- **Stated exercise a**
According to the diff_imbalance module page, what is the only method the user is supposed to call?

- **Page excerpt**
The diff_imbalance module

The diff_imbalance module contains the DiffImbalance class, implemented with JAX.

The only method supposed to be called by the user is ‘train’, which carries out the automatic optimization ot the Differential Information as a function of the weights of the features in the first distance space. The code can be runned on gpu using the command

jax.config.update(‘jax_platform_name’, ‘gpu’) # set ‘cpu’ or ‘gpu’

class diff_imbalance.DiffImbalance(data_A, data_B, periods_A=None, periods_B=None, num_epochs=200, batches_per_epoch=1, seed=0, l1_strength=0.0, point_adapt_lambda=True, k_init=1, k_final=1, lambda_factor=0.1, params_init=None, optimizer_name='sgd', learning_rate=0.01, learning_rate_decay=None, num_points_rows=None)[source]

Carries out the optimization of the DII(A(w)->B) with respect to the weights in the first distance space.

- **Stated exercise b**
Copy the records verbatim, from their first line up to and including the line containing "y-axis-label: Population [105,341,129,446]".

- **Provided material**

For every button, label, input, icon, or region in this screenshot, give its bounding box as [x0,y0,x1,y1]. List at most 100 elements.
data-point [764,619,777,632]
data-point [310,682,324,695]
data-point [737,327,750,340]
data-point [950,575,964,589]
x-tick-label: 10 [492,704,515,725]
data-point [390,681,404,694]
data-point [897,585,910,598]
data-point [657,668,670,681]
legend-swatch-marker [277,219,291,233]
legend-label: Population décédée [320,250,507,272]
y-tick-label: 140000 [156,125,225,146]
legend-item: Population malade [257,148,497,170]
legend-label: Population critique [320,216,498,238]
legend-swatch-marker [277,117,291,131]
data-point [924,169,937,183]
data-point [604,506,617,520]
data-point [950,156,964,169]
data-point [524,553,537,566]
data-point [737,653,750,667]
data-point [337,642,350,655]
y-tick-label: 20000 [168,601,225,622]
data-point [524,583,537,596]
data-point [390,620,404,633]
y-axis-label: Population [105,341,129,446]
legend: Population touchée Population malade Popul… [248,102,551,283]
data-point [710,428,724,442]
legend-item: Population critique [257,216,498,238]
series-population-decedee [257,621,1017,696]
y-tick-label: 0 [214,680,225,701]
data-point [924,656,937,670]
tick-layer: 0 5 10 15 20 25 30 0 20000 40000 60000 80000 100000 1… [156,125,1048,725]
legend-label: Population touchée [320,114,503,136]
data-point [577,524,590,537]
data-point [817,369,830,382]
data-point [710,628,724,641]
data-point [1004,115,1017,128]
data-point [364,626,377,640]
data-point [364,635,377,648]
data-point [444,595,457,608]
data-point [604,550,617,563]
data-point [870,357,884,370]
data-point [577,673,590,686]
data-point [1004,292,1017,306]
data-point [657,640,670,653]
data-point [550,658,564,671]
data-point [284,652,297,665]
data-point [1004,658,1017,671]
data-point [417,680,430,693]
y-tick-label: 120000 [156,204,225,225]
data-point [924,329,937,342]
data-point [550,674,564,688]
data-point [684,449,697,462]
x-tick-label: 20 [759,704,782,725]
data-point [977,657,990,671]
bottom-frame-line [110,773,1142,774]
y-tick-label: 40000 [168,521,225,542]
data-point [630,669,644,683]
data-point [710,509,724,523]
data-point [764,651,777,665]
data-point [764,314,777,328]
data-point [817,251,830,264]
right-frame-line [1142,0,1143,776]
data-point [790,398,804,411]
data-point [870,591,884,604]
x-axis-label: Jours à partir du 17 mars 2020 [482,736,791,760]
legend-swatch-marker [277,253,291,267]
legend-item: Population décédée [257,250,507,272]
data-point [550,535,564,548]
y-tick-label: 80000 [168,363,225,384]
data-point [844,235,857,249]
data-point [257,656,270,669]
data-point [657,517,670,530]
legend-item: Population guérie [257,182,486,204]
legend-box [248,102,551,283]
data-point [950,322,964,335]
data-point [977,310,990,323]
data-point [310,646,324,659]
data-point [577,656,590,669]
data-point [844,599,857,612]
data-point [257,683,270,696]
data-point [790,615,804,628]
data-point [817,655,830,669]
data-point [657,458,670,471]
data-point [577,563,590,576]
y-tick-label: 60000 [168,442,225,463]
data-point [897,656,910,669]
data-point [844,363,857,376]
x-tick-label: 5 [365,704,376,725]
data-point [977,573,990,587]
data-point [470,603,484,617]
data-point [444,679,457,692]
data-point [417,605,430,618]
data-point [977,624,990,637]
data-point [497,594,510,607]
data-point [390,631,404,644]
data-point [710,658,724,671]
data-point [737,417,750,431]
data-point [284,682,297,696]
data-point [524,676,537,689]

- **Final answer a**
The user is supposed to call only the `train` method.

- **Final answer b**
For every button, label, input, icon, or region in this screenshot, give its bounding box as [x0,y0,x1,y1]. List at most 100 elements.
data-point [764,619,777,632]
data-point [310,682,324,695]
data-point [737,327,750,340]
data-point [950,575,964,589]
x-tick-label: 10 [492,704,515,725]
data-point [390,681,404,694]
data-point [897,585,910,598]
data-point [657,668,670,681]
legend-swatch-marker [277,219,291,233]
legend-label: Population décédée [320,250,507,272]
y-tick-label: 140000 [156,125,225,146]
legend-item: Population malade [257,148,497,170]
legend-label: Population critique [320,216,498,238]
legend-swatch-marker [277,117,291,131]
data-point [924,169,937,183]
data-point [604,506,617,520]
data-point [950,156,964,169]
data-point [524,553,537,566]
data-point [737,653,750,667]
data-point [337,642,350,655]
y-tick-label: 20000 [168,601,225,622]
data-point [524,583,537,596]
data-point [390,620,404,633]
y-axis-label: Population [105,341,129,446]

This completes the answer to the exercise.